_TASK BRIEF:_ Search the material for "name" and show all lines that contain it.

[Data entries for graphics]
┏━━
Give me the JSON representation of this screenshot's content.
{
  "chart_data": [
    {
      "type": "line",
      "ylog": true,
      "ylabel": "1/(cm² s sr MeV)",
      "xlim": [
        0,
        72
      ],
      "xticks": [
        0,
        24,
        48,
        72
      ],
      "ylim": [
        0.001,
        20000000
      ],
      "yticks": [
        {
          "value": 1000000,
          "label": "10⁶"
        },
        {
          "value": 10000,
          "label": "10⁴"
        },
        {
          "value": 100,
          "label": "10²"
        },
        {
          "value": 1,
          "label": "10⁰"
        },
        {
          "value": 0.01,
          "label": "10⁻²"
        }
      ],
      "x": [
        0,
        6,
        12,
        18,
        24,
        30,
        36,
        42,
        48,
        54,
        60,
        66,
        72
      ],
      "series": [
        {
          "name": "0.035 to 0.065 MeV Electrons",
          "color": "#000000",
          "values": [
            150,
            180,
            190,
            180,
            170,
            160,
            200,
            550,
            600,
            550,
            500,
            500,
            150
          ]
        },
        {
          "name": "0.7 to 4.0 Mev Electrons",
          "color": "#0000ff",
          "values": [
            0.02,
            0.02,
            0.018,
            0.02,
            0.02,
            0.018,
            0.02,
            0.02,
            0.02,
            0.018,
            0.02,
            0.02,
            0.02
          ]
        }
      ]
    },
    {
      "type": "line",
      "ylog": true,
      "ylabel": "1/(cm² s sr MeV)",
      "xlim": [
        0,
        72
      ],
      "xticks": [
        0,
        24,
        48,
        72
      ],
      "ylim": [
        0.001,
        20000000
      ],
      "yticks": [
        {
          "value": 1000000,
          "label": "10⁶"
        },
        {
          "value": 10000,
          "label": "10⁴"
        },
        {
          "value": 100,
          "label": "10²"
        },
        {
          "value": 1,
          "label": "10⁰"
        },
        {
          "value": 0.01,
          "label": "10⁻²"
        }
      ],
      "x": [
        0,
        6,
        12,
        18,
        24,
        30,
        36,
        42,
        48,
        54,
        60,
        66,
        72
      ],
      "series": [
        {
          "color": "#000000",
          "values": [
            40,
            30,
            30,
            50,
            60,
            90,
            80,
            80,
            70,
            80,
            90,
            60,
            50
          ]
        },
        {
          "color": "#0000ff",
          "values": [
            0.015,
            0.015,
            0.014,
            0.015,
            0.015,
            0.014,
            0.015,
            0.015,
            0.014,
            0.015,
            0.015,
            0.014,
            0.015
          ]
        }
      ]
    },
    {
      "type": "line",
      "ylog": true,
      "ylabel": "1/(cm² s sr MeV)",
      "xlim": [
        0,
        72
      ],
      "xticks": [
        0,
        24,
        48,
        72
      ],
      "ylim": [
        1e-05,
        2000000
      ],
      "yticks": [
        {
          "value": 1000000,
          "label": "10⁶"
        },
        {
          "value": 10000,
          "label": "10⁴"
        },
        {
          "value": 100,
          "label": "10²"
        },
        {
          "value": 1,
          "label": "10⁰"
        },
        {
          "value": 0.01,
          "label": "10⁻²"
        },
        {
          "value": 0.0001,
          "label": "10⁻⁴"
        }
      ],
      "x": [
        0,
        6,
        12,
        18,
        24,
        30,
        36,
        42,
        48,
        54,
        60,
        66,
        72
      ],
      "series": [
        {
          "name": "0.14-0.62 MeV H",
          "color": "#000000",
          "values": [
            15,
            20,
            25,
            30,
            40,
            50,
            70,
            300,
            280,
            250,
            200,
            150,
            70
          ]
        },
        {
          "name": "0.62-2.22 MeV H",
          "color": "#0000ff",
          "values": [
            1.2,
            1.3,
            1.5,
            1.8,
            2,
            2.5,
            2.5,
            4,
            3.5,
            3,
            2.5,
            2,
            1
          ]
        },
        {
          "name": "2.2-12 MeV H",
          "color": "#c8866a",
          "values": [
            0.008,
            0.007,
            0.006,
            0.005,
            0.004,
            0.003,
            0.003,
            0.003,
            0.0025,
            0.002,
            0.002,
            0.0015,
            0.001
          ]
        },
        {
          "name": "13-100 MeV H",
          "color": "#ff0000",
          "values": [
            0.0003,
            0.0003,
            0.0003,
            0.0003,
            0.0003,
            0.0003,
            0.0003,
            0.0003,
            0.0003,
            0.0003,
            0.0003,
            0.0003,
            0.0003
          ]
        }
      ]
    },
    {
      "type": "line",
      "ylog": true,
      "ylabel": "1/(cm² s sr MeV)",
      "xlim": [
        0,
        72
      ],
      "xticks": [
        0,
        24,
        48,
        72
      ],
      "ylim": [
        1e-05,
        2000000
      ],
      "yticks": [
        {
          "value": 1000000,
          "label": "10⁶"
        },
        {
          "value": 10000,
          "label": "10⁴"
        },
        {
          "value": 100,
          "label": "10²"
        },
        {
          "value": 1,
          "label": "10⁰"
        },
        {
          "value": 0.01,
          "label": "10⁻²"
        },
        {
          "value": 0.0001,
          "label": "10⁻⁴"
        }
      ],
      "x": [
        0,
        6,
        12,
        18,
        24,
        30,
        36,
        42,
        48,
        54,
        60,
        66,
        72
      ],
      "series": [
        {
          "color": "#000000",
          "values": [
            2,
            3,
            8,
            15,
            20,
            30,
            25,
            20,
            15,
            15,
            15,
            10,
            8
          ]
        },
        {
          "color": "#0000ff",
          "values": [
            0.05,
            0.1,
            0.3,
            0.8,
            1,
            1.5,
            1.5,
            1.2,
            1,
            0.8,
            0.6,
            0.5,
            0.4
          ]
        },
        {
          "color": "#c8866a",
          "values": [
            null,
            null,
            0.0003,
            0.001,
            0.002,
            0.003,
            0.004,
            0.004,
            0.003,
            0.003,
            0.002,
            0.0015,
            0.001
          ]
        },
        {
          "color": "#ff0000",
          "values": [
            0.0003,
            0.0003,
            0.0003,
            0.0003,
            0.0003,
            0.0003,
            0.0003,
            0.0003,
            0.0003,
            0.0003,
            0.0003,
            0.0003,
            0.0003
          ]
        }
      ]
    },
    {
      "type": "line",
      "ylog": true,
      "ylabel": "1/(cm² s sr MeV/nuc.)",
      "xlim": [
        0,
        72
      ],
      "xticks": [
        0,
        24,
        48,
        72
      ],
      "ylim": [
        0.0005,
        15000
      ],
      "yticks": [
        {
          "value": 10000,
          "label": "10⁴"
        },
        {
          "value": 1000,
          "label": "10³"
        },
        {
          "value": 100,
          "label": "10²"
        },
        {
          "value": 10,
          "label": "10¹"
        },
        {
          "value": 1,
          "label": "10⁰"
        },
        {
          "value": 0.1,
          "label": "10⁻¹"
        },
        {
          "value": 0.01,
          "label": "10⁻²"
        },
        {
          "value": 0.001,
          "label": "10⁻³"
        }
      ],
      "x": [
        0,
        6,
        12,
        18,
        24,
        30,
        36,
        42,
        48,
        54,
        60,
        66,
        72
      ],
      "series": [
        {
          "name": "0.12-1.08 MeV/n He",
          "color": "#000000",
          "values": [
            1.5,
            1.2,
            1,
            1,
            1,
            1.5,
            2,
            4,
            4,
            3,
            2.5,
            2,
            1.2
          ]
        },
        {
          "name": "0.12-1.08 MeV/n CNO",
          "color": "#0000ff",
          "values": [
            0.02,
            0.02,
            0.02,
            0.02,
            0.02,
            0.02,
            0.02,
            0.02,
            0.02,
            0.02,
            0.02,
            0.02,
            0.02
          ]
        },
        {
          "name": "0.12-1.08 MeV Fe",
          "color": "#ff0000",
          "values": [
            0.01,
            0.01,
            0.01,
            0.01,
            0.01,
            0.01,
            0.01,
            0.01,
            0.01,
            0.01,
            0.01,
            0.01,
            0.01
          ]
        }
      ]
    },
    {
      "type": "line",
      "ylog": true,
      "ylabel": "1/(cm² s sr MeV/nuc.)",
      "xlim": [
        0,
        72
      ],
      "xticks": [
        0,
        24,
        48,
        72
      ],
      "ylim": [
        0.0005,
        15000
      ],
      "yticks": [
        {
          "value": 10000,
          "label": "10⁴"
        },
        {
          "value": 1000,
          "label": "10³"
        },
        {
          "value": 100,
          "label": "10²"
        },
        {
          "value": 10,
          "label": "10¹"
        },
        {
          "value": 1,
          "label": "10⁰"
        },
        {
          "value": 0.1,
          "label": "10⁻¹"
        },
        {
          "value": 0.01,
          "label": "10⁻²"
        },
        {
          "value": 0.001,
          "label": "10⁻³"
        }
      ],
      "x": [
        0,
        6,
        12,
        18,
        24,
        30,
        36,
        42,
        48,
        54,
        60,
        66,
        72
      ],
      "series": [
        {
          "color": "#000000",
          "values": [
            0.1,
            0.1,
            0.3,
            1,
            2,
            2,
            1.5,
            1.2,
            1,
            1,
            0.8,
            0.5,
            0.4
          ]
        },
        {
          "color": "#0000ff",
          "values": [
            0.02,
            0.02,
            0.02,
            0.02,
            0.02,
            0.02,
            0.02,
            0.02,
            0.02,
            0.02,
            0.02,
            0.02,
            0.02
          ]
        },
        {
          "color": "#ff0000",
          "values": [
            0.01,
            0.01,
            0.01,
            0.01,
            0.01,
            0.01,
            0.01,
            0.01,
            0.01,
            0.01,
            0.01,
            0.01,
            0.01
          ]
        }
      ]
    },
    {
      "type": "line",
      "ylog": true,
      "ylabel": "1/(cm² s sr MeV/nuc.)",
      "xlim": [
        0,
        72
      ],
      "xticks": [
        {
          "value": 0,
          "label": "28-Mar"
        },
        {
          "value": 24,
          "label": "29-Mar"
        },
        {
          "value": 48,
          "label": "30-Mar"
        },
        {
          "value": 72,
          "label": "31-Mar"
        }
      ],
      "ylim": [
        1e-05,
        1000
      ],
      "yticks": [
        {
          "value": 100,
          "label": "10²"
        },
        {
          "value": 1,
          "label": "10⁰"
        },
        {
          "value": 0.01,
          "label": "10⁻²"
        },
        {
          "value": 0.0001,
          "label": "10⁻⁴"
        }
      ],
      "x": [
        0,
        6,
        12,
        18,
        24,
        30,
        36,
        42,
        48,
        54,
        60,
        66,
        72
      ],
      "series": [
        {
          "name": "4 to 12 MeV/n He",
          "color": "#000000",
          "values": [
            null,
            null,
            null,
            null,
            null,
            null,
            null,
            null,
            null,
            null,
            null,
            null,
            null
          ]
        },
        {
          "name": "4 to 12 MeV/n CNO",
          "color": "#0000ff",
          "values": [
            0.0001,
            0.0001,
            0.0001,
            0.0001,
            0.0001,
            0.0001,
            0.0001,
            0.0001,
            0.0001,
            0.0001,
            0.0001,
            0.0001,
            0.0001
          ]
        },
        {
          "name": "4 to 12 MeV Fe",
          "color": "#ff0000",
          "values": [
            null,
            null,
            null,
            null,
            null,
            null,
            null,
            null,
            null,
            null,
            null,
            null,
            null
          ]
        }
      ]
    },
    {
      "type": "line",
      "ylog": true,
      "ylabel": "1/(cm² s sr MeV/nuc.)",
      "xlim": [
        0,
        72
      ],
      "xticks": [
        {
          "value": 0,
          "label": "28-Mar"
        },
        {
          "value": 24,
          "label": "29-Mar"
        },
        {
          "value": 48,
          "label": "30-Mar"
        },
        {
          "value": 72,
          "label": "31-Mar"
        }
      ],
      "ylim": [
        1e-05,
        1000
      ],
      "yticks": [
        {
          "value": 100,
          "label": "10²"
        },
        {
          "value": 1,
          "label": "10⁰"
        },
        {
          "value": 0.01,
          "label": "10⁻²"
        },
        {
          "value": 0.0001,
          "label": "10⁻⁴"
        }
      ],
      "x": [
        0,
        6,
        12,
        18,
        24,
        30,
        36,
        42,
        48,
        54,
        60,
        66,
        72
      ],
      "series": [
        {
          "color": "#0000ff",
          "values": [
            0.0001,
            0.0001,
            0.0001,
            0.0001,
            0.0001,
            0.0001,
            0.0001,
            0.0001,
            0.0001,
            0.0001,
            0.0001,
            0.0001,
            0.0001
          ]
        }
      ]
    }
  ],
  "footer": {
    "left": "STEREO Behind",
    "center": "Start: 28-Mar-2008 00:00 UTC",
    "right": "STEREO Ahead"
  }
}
┗━━
_SOLUTION TO THIS EXERCISE:_
          "name": "0.035 to 0.065 MeV Electrons",
          "name": "0.7 to 4.0 Mev Electrons",
          "name": "0.14-0.62 MeV H",
          "name": "0.62-2.22 MeV H",
          "name": "2.2-12 MeV H",
          "name": "13-100 MeV H",
          "name": "0.12-1.08 MeV/n He",
          "name": "0.12-1.08 MeV/n CNO",
          "name": "0.12-1.08 MeV Fe",
          "name": "4 to 12 MeV/n He",
          "name": "4 to 12 MeV/n CNO",
          "name": "4 to 12 MeV Fe",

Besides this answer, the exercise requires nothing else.